Extract all of the entries and set them down verbatim.

--- START OF EXTRACTED MATERIAL ---

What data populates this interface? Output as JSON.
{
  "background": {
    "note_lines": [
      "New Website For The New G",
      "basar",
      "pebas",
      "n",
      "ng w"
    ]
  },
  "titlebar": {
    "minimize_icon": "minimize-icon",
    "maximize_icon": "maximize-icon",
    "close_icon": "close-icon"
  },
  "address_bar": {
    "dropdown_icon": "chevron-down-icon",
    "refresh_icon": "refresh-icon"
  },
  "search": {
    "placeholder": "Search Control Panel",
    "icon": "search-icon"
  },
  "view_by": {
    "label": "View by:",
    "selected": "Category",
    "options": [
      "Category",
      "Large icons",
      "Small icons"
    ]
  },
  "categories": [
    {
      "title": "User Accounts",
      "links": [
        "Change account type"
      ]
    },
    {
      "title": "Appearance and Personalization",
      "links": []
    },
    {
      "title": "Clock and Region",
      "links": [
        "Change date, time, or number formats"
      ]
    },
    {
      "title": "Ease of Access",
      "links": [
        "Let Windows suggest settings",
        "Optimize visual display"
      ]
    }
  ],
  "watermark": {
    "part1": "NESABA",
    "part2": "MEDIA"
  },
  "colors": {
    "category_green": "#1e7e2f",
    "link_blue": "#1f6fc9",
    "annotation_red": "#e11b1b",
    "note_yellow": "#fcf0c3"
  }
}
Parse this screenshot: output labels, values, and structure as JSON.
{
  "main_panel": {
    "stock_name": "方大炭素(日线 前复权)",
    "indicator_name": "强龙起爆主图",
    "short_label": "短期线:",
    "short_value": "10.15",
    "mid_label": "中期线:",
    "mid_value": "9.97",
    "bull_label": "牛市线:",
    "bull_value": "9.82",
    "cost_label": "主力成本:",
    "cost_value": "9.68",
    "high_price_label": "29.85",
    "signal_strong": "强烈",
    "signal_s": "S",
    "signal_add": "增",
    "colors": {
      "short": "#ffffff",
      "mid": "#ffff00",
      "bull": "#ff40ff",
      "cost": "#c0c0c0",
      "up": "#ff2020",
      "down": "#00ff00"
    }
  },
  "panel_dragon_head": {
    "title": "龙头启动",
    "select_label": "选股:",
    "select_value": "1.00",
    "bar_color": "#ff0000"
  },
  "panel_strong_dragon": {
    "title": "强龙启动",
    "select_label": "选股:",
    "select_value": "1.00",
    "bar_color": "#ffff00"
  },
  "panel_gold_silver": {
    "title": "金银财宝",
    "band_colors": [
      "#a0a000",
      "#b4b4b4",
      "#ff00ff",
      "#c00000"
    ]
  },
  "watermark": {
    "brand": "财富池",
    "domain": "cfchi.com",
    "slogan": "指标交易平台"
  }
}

--- END OF EXTRACTED MATERIAL ---

RESPONSE BELOW
What data populates this interface? Output as JSON.
{
  "background": {
    "note_lines": [
      "New Website For The New G",
      "basar",
      "pebas",
      "n",
      "ng w"
    ]
  },
  "titlebar": {
    "minimize_icon": "minimize-icon",
    "maximize_icon": "maximize-icon",
    "close_icon": "close-icon"
  },
  "address_bar": {
    "dropdown_icon": "chevron-down-icon",
    "refresh_icon": "refresh-icon"
  },
  "search": {
    "placeholder": "Search Control Panel",
    "icon": "search-icon"
  },
  "view_by": {
    "label": "View by:",
    "selected": "Category",
    "options": [
      "Category",
      "Large icons",
      "Small icons"
    ]
  },
  "categories": [
    {
      "title": "User Accounts",
      "links": [
        "Change account type"
      ]
    },
    {
      "title": "Appearance and Personalization",
      "links": []
    },
    {
      "title": "Clock and Region",
      "links": [
        "Change date, time, or number formats"
      ]
    },
    {
      "title": "Ease of Access",
      "links": [
        "Let Windows suggest settings",
        "Optimize visual display"
      ]
    }
  ],
  "watermark": {
    "part1": "NESABA",
    "part2": "MEDIA"
  },
  "colors": {
    "category_green": "#1e7e2f",
    "link_blue": "#1f6fc9",
    "annotation_red": "#e11b1b",
    "note_yellow": "#fcf0c3"
  }
}
Parse this screenshot: output labels, values, and structure as JSON.
{
  "main_panel": {
    "stock_name": "方大炭素(日线 前复权)",
    "indicator_name": "强龙起爆主图",
    "short_label": "短期线:",
    "short_value": "10.15",
    "mid_label": "中期线:",
    "mid_value": "9.97",
    "bull_label": "牛市线:",
    "bull_value": "9.82",
    "cost_label": "主力成本:",
    "cost_value": "9.68",
    "high_price_label": "29.85",
    "signal_strong": "强烈",
    "signal_s": "S",
    "signal_add": "增",
    "colors": {
      "short": "#ffffff",
      "mid": "#ffff00",
      "bull": "#ff40ff",
      "cost": "#c0c0c0",
      "up": "#ff2020",
      "down": "#00ff00"
    }
  },
  "panel_dragon_head": {
    "title": "龙头启动",
    "select_label": "选股:",
    "select_value": "1.00",
    "bar_color": "#ff0000"
  },
  "panel_strong_dragon": {
    "title": "强龙启动",
    "select_label": "选股:",
    "select_value": "1.00",
    "bar_color": "#ffff00"
  },
  "panel_gold_silver": {
    "title": "金银财宝",
    "band_colors": [
      "#a0a000",
      "#b4b4b4",
      "#ff00ff",
      "#c00000"
    ]
  },
  "watermark": {
    "brand": "财富池",
    "domain": "cfchi.com",
    "slogan": "指标交易平台"
  }
}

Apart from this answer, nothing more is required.